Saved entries
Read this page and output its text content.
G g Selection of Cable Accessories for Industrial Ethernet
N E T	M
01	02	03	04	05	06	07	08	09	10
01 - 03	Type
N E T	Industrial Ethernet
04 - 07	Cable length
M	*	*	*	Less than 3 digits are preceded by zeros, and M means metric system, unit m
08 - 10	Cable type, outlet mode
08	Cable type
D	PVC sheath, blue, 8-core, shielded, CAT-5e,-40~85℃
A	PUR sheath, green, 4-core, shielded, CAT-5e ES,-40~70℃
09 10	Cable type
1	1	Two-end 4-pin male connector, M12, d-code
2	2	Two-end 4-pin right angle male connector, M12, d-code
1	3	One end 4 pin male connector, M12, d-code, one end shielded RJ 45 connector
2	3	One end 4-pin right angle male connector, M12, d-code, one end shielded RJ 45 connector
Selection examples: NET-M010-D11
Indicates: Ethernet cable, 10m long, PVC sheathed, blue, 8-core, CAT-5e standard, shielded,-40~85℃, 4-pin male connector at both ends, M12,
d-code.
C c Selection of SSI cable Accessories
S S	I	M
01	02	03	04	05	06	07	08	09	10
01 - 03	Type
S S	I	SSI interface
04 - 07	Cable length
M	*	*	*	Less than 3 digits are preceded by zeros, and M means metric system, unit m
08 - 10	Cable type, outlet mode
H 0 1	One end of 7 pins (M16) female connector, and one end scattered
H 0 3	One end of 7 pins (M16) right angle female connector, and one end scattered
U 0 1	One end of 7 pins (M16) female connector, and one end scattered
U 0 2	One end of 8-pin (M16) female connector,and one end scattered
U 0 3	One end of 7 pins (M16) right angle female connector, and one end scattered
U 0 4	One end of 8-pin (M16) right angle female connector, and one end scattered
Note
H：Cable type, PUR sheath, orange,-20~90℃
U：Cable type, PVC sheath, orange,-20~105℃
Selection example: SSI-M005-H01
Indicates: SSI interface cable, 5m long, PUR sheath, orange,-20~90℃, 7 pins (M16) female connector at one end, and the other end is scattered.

TASK BRIEF:
Return the material in full, exactly as shown.

RESULT:
Read this page and output its text content.
G g Selection of Cable Accessories for Industrial Ethernet
N E T	M
01	02	03	04	05	06	07	08	09	10
01 - 03	Type
N E T	Industrial Ethernet
04 - 07	Cable length
M	*	*	*	Less than 3 digits are preceded by zeros, and M means metric system, unit m
08 - 10	Cable type, outlet mode
08	Cable type
D	PVC sheath, blue, 8-core, shielded, CAT-5e,-40~85℃
A	PUR sheath, green, 4-core, shielded, CAT-5e ES,-40~70℃
09 10	Cable type
1	1	Two-end 4-pin male connector, M12, d-code
2	2	Two-end 4-pin right angle male connector, M12, d-code
1	3	One end 4 pin male connector, M12, d-code, one end shielded RJ 45 connector
2	3	One end 4-pin right angle male connector, M12, d-code, one end shielded RJ 45 connector
Selection examples: NET-M010-D11
Indicates: Ethernet cable, 10m long, PVC sheathed, blue, 8-core, CAT-5e standard, shielded,-40~85℃, 4-pin male connector at both ends, M12,
d-code.
C c Selection of SSI cable Accessories
S S	I	M
01	02	03	04	05	06	07	08	09	10
01 - 03	Type
S S	I	SSI interface
04 - 07	Cable length
M	*	*	*	Less than 3 digits are preceded by zeros, and M means metric system, unit m
08 - 10	Cable type, outlet mode
H 0 1	One end of 7 pins (M16) female connector, and one end scattered
H 0 3	One end of 7 pins (M16) right angle female connector, and one end scattered
U 0 1	One end of 7 pins (M16) female connector, and one end scattered
U 0 2	One end of 8-pin (M16) female connector,and one end scattered
U 0 3	One end of 7 pins (M16) right angle female connector, and one end scattered
U 0 4	One end of 8-pin (M16) right angle female connector, and one end scattered
Note
H：Cable type, PUR sheath, orange,-20~90℃
U：Cable type, PVC sheath, orange,-20~105℃
Selection example: SSI-M005-H01
Indicates: SSI interface cable, 5m long, PUR sheath, orange,-20~90℃, 7 pins (M16) female connector at one end, and the other end is scattered.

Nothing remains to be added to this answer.